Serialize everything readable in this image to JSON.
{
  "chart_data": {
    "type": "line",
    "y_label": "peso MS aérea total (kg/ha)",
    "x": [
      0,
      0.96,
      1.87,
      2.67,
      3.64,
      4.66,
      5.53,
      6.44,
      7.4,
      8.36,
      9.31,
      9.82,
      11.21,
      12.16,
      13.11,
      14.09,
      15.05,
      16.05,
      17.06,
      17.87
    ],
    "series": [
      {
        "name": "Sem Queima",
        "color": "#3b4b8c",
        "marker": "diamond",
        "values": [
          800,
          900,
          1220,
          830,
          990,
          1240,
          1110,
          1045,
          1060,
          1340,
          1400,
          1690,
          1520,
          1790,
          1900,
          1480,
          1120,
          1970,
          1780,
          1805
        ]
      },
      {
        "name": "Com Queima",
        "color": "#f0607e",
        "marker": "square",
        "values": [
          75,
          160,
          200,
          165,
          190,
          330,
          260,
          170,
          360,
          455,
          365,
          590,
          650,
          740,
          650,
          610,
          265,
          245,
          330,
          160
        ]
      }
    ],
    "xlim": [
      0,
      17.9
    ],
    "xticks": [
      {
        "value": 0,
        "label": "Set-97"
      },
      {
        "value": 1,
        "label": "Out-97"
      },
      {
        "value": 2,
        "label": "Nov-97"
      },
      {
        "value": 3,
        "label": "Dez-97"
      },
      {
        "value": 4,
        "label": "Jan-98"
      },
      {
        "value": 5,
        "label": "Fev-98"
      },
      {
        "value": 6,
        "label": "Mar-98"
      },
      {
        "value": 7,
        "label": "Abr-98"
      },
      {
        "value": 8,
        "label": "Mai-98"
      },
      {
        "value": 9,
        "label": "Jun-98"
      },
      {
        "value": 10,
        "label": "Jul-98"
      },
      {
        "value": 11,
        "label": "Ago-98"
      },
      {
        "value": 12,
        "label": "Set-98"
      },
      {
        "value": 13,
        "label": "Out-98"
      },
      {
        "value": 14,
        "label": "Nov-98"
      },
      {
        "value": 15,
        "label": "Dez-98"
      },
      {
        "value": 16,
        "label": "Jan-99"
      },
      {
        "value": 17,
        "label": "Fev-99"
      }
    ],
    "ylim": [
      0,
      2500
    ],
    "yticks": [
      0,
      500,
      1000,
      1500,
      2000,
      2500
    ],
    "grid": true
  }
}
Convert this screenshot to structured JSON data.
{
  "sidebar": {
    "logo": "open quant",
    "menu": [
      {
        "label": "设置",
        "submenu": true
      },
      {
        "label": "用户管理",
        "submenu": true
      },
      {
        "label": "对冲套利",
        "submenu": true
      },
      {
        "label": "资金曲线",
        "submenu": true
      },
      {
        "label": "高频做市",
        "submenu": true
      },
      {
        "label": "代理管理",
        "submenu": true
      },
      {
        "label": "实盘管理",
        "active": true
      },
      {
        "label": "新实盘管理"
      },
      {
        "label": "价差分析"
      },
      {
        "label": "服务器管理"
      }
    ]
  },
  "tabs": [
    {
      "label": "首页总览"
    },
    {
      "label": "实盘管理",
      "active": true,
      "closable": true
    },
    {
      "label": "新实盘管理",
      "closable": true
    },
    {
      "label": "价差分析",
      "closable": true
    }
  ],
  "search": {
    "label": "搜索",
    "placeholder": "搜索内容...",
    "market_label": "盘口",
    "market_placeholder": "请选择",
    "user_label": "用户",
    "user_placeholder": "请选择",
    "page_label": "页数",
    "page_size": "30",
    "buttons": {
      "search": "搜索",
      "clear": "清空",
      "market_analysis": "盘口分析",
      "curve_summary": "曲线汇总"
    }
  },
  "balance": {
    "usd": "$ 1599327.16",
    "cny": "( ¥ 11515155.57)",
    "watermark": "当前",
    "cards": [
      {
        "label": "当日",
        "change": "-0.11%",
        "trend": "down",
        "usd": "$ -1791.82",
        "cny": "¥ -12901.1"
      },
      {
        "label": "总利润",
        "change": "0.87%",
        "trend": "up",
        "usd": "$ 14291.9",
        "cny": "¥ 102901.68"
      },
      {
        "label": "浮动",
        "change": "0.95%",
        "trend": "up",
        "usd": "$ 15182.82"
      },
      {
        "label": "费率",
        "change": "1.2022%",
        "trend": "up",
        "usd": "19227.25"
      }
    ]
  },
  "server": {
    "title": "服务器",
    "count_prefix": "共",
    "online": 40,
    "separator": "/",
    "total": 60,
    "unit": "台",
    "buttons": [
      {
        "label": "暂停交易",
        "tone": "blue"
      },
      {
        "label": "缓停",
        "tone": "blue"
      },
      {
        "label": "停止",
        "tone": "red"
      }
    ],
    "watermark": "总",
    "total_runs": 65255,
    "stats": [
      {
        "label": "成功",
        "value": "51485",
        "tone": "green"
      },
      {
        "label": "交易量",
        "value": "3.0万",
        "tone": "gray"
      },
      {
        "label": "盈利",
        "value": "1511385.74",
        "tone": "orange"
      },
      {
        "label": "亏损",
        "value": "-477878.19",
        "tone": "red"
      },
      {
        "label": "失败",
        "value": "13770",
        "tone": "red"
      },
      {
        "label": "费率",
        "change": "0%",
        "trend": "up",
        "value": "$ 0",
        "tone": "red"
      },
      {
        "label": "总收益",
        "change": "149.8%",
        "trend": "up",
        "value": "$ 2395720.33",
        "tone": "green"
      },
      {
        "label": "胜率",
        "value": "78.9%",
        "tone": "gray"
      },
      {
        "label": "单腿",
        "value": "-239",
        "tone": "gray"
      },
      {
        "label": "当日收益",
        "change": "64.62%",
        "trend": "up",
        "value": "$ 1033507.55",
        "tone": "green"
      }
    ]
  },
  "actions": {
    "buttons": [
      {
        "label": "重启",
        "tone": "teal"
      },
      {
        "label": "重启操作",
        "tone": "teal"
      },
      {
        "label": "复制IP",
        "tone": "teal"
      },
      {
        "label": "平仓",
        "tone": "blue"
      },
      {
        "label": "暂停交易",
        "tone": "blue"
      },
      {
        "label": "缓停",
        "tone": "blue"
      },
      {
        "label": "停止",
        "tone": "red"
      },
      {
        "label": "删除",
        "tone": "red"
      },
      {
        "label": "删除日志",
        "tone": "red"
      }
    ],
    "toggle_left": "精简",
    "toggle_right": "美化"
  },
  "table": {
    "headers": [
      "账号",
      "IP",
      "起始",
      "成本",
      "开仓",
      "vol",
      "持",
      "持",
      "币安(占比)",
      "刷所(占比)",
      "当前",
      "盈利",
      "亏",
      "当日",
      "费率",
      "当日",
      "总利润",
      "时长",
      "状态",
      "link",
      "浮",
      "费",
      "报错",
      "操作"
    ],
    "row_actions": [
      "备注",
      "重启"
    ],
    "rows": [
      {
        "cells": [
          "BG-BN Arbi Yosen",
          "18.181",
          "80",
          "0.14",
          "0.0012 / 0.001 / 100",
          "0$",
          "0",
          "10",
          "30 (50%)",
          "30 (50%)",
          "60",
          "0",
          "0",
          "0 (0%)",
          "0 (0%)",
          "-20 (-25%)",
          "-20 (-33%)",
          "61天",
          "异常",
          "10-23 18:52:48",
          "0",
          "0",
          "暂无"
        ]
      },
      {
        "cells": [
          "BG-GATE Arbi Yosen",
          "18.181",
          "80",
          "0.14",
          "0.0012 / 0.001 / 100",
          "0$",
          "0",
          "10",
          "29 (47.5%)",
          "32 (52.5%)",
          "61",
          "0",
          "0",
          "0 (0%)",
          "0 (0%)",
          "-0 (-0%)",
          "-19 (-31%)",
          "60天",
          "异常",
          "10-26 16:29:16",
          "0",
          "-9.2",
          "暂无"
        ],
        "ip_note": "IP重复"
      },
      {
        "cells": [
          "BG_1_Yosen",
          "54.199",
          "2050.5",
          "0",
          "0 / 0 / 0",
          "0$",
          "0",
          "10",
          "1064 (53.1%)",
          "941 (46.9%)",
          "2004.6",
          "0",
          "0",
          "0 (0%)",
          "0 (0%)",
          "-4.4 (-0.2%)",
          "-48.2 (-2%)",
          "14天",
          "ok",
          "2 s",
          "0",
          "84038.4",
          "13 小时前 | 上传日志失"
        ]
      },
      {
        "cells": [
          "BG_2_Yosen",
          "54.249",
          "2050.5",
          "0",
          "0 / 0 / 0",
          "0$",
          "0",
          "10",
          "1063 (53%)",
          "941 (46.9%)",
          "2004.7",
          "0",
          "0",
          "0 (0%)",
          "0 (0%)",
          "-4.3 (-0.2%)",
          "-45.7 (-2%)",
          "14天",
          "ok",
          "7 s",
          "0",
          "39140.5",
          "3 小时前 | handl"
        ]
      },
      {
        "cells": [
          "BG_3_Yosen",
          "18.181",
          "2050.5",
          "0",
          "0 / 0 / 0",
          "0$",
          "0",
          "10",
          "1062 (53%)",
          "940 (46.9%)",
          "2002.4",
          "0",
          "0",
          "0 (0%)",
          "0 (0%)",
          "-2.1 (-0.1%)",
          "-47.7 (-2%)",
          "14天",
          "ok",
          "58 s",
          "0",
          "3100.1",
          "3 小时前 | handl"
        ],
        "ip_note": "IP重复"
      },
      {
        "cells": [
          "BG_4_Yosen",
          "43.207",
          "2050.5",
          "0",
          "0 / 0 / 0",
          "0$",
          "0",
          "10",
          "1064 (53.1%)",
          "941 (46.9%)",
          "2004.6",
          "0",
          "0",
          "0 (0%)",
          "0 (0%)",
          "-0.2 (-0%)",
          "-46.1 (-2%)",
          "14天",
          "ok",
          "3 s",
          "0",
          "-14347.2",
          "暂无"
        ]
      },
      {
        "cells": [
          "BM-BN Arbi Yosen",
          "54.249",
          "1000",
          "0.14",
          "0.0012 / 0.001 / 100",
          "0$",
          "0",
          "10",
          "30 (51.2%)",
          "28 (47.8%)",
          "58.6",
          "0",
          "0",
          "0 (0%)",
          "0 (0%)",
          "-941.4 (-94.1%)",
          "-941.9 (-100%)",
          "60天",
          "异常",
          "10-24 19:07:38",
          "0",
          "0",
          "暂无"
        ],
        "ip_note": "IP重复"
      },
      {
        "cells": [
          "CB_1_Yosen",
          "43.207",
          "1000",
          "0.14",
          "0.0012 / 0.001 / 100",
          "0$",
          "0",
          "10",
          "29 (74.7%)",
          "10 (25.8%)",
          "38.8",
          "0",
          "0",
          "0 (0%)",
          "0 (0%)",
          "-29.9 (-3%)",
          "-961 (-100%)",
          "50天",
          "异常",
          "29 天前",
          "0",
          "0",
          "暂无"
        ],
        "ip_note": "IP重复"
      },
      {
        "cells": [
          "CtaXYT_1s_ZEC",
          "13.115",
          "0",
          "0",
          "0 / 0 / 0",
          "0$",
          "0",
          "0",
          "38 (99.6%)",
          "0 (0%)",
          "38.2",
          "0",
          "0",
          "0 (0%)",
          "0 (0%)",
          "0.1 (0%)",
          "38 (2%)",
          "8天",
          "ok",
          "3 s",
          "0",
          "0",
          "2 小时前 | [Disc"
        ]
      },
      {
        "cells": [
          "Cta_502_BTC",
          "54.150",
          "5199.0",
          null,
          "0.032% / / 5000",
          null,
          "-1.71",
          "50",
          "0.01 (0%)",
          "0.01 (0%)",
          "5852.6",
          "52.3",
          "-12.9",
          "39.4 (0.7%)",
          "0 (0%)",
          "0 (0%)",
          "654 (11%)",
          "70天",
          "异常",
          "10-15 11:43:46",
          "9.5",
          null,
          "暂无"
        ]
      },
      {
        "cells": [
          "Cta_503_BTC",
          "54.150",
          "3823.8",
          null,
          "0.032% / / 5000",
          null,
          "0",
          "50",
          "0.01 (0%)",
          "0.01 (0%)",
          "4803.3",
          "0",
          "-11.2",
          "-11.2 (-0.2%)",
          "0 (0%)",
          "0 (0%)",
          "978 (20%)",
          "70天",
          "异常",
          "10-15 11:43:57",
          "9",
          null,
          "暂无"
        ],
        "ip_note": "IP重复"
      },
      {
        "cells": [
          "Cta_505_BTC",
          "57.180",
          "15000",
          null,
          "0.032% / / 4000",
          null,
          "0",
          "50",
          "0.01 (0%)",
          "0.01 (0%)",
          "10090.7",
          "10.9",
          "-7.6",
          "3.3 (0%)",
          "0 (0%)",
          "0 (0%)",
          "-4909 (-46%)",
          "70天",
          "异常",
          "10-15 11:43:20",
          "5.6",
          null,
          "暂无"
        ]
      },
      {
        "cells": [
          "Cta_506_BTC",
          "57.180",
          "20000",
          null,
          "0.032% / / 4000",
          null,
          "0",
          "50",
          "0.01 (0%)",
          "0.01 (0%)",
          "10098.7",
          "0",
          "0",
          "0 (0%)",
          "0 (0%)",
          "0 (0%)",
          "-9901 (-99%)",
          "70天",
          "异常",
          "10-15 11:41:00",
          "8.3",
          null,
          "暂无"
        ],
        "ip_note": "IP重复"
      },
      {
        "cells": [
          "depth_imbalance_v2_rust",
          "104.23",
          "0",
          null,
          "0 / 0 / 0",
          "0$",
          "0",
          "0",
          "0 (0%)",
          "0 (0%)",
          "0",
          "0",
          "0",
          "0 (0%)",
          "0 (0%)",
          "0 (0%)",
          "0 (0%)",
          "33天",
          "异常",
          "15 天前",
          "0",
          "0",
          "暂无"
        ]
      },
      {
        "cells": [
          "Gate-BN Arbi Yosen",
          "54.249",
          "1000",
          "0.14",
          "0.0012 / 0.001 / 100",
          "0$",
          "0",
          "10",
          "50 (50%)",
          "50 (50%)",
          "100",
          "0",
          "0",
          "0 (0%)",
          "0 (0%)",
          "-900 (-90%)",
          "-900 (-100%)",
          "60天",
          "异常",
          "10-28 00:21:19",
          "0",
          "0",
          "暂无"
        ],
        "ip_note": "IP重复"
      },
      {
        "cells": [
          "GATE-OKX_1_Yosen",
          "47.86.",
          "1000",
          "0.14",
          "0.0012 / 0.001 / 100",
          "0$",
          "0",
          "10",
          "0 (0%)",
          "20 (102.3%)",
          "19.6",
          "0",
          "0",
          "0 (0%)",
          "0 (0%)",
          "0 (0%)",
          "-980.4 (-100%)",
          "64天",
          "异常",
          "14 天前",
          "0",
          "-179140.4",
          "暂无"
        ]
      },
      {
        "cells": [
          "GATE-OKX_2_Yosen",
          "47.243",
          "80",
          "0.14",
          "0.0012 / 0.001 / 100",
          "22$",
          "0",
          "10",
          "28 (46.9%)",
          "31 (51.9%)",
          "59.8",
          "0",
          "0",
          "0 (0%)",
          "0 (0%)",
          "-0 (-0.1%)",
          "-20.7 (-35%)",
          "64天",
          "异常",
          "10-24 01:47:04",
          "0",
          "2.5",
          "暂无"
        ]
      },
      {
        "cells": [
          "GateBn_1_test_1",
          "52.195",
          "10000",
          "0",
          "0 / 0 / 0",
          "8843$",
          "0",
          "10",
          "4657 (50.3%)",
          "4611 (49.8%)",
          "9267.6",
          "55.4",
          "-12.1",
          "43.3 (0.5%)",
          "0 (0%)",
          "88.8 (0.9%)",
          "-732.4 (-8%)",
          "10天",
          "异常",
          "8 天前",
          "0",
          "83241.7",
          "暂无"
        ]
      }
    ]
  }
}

PROMPT:
Lines that hold "change" are the ones to copy; find all of them.

ANSWER TO THE EXERCISE:
        "change": "-0.11%",
        "change": "0.87%",
        "change": "0.95%",
        "change": "1.2022%",
        "change": "0%",
        "change": "149.8%",
        "change": "64.62%",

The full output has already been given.